[Short exercise]: Extract the lines that hold the string "нарушением".

[Material]:

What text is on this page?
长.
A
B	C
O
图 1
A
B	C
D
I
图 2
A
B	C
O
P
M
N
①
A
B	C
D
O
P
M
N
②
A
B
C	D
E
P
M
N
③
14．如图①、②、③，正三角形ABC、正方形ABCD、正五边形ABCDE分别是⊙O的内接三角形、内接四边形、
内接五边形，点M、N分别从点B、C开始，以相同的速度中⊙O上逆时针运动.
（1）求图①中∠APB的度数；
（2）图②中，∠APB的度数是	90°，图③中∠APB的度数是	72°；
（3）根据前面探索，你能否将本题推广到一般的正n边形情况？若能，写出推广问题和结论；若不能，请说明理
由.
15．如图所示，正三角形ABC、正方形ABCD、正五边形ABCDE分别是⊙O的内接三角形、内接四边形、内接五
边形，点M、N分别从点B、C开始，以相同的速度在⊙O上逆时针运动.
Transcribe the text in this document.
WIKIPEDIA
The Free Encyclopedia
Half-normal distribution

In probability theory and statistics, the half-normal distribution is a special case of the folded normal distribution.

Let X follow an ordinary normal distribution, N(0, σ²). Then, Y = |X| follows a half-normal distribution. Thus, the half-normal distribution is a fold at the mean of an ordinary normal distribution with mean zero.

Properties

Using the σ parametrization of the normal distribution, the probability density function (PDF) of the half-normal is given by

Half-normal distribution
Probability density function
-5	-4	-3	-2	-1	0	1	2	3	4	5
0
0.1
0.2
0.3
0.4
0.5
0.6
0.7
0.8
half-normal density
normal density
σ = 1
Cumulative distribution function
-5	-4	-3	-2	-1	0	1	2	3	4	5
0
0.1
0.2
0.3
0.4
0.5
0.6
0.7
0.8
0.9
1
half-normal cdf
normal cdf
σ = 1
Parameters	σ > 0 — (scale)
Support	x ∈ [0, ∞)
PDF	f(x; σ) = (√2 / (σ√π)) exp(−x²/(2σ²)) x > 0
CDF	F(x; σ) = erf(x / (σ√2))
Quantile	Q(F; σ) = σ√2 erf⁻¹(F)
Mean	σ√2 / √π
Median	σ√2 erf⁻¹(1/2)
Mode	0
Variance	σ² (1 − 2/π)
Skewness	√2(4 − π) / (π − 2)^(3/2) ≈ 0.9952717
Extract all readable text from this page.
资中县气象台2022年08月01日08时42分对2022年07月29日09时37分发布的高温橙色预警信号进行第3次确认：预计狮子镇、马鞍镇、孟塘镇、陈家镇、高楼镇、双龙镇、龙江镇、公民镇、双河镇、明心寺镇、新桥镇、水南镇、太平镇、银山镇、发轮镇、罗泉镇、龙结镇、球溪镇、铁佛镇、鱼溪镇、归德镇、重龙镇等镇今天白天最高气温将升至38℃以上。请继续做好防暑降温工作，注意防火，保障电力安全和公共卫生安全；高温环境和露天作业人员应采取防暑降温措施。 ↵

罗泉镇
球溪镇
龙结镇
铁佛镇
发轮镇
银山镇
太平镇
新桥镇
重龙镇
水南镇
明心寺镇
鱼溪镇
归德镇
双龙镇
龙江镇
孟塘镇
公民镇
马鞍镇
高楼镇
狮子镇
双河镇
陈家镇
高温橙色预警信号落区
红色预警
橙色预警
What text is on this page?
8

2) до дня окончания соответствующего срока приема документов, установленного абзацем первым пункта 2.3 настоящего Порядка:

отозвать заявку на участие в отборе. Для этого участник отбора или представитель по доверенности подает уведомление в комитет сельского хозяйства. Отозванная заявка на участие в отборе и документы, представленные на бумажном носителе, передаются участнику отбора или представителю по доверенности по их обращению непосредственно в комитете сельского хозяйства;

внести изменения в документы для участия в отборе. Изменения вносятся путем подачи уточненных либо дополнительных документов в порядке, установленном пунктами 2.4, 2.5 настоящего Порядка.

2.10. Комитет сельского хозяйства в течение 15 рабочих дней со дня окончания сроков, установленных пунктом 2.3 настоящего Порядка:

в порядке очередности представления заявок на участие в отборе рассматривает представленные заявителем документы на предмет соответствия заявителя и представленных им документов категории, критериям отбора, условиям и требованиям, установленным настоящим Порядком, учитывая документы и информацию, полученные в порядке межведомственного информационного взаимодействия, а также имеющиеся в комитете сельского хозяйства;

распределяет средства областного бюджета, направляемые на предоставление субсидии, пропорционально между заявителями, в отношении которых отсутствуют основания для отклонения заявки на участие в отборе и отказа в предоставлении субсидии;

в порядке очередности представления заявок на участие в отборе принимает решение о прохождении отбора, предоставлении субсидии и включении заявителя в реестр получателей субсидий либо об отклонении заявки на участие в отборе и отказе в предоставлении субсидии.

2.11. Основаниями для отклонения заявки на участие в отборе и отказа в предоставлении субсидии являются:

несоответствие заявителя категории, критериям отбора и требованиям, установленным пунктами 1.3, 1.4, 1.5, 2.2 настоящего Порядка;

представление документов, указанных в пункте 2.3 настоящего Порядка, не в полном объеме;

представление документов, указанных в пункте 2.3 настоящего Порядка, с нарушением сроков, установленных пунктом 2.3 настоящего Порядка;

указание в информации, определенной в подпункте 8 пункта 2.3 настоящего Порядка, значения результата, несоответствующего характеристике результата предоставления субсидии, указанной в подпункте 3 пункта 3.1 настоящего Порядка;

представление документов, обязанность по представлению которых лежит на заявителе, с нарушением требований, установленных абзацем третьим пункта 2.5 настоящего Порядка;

[Response to this task]:
представление документов, указанных в пункте 2.3 настоящего Порядка, с нарушением сроков, установленных пунктом 2.3 настоящего Порядка;
представление документов, обязанность по представлению которых лежит на заявителе, с нарушением требований, установленных абзацем третьим пункта 2.5 настоящего Порядка;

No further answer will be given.